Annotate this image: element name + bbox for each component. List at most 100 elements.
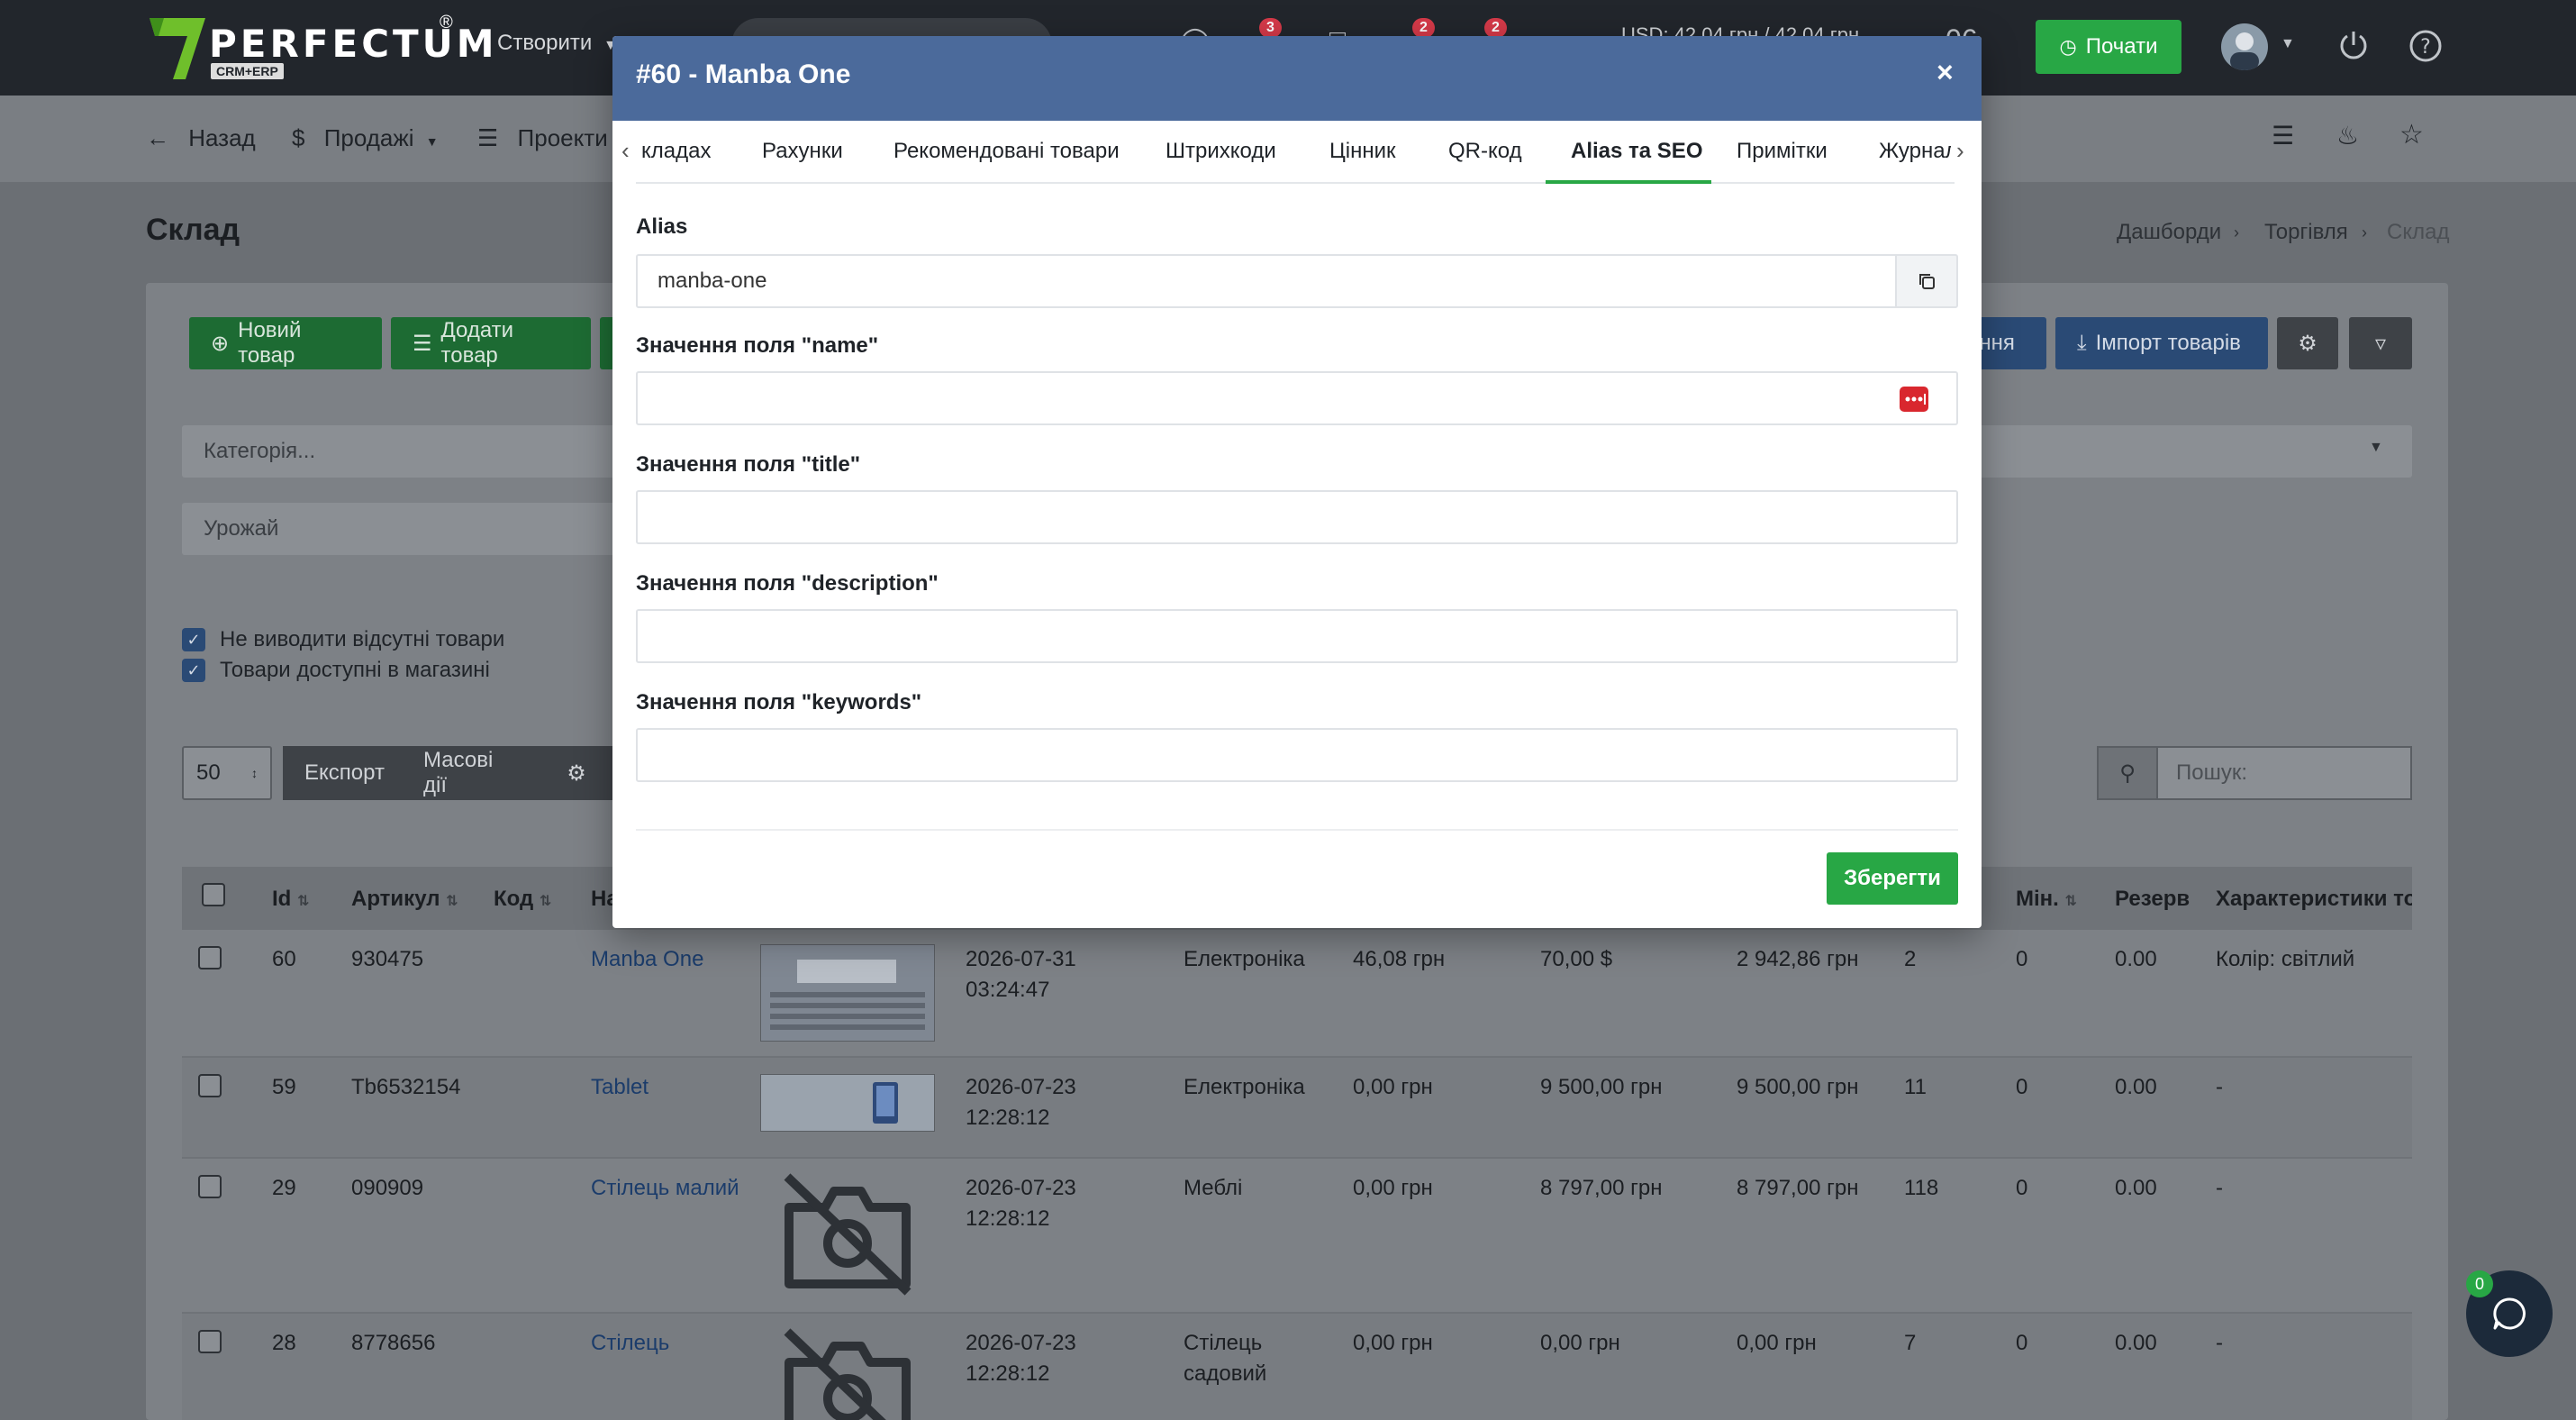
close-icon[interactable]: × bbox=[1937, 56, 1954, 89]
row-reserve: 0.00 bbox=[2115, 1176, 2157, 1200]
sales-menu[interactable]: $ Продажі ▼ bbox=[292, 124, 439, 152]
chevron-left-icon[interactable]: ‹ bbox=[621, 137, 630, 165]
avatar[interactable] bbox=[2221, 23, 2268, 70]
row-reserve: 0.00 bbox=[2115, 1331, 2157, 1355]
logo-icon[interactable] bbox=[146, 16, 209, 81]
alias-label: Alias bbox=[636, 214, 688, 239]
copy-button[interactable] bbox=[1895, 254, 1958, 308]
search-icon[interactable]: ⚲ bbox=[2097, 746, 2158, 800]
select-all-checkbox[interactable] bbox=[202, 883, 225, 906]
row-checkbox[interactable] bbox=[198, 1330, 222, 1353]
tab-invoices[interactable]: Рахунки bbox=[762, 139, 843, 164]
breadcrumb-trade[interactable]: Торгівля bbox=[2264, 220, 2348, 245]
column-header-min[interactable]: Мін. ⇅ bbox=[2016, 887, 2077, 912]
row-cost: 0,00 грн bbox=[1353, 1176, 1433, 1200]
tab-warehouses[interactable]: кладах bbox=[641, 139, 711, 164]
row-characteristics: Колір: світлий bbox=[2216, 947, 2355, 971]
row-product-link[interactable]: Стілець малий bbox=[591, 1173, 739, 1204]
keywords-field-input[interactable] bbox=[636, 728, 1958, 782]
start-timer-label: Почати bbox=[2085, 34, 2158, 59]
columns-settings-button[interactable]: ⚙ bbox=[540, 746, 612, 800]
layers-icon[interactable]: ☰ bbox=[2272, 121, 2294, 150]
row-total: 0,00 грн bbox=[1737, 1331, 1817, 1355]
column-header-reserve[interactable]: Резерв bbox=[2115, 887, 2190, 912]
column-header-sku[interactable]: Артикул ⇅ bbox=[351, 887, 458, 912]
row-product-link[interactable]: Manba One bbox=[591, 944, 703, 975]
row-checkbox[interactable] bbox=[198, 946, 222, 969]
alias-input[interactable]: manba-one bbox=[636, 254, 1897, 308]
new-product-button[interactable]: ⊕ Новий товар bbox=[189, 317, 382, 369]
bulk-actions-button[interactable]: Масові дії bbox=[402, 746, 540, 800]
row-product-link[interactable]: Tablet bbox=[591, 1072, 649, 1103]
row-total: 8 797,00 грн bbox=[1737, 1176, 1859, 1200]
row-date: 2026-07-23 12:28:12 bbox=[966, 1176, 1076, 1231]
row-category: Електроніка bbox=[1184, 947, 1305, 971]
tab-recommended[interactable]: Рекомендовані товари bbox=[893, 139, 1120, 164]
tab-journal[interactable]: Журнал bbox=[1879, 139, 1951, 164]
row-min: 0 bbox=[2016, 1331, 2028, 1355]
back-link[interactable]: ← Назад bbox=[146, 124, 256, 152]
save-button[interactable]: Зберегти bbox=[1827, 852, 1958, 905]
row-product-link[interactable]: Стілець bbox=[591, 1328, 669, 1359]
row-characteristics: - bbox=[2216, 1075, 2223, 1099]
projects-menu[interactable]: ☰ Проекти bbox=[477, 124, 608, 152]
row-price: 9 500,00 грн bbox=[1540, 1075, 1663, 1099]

* Aim of the exercise *
Reproduce the listing above word for word, omitting the picture.

* Expected answer *
Annotate this image: element name + bbox for each component. List at most 100 elements.
close-icon[interactable]: × bbox=[1937, 56, 1954, 89]
row-reserve: 0.00 bbox=[2115, 1176, 2157, 1200]
sales-menu[interactable]: $ Продажі ▼ bbox=[292, 124, 439, 152]
chevron-left-icon[interactable]: ‹ bbox=[621, 137, 630, 165]
avatar[interactable] bbox=[2221, 23, 2268, 70]
row-reserve: 0.00 bbox=[2115, 1331, 2157, 1355]
logo-icon[interactable] bbox=[146, 16, 209, 81]
alias-label: Alias bbox=[636, 214, 688, 239]
copy-button[interactable] bbox=[1895, 254, 1958, 308]
search-icon[interactable]: ⚲ bbox=[2097, 746, 2158, 800]
select-all-checkbox[interactable] bbox=[202, 883, 225, 906]
row-checkbox[interactable] bbox=[198, 1330, 222, 1353]
tab-invoices[interactable]: Рахунки bbox=[762, 139, 843, 164]
breadcrumb-trade[interactable]: Торгівля bbox=[2264, 220, 2348, 245]
column-header-min[interactable]: Мін. ⇅ bbox=[2016, 887, 2077, 912]
row-cost: 0,00 грн bbox=[1353, 1176, 1433, 1200]
tab-warehouses[interactable]: кладах bbox=[641, 139, 711, 164]
row-characteristics: Колір: світлий bbox=[2216, 947, 2355, 971]
row-product-link[interactable]: Стілець малий bbox=[591, 1173, 739, 1204]
keywords-field-input[interactable] bbox=[636, 728, 1958, 782]
start-timer-label: Почати bbox=[2085, 34, 2158, 59]
columns-settings-button[interactable]: ⚙ bbox=[540, 746, 612, 800]
layers-icon[interactable]: ☰ bbox=[2272, 121, 2294, 150]
row-total: 0,00 грн bbox=[1737, 1331, 1817, 1355]
column-header-reserve[interactable]: Резерв bbox=[2115, 887, 2190, 912]
column-header-sku[interactable]: Артикул ⇅ bbox=[351, 887, 458, 912]
row-product-link[interactable]: Manba One bbox=[591, 944, 703, 975]
row-checkbox[interactable] bbox=[198, 946, 222, 969]
alias-input[interactable]: manba-one bbox=[636, 254, 1897, 308]
new-product-button[interactable]: ⊕ Новий товар bbox=[189, 317, 382, 369]
bulk-actions-button[interactable]: Масові дії bbox=[402, 746, 540, 800]
row-product-link[interactable]: Tablet bbox=[591, 1072, 649, 1103]
row-total: 8 797,00 грн bbox=[1737, 1176, 1859, 1200]
row-date: 2026-07-23 12:28:12 bbox=[966, 1176, 1076, 1231]
row-category: Електроніка bbox=[1184, 947, 1305, 971]
tab-recommended[interactable]: Рекомендовані товари bbox=[893, 139, 1120, 164]
tab-journal[interactable]: Журнал bbox=[1879, 139, 1951, 164]
row-min: 0 bbox=[2016, 1331, 2028, 1355]
back-link[interactable]: ← Назад bbox=[146, 124, 256, 152]
save-button[interactable]: Зберегти bbox=[1827, 852, 1958, 905]
row-product-link[interactable]: Стілець bbox=[591, 1328, 669, 1359]
row-characteristics: - bbox=[2216, 1075, 2223, 1099]
projects-menu[interactable]: ☰ Проекти bbox=[477, 124, 608, 152]
row-price: 9 500,00 грн bbox=[1540, 1075, 1663, 1099]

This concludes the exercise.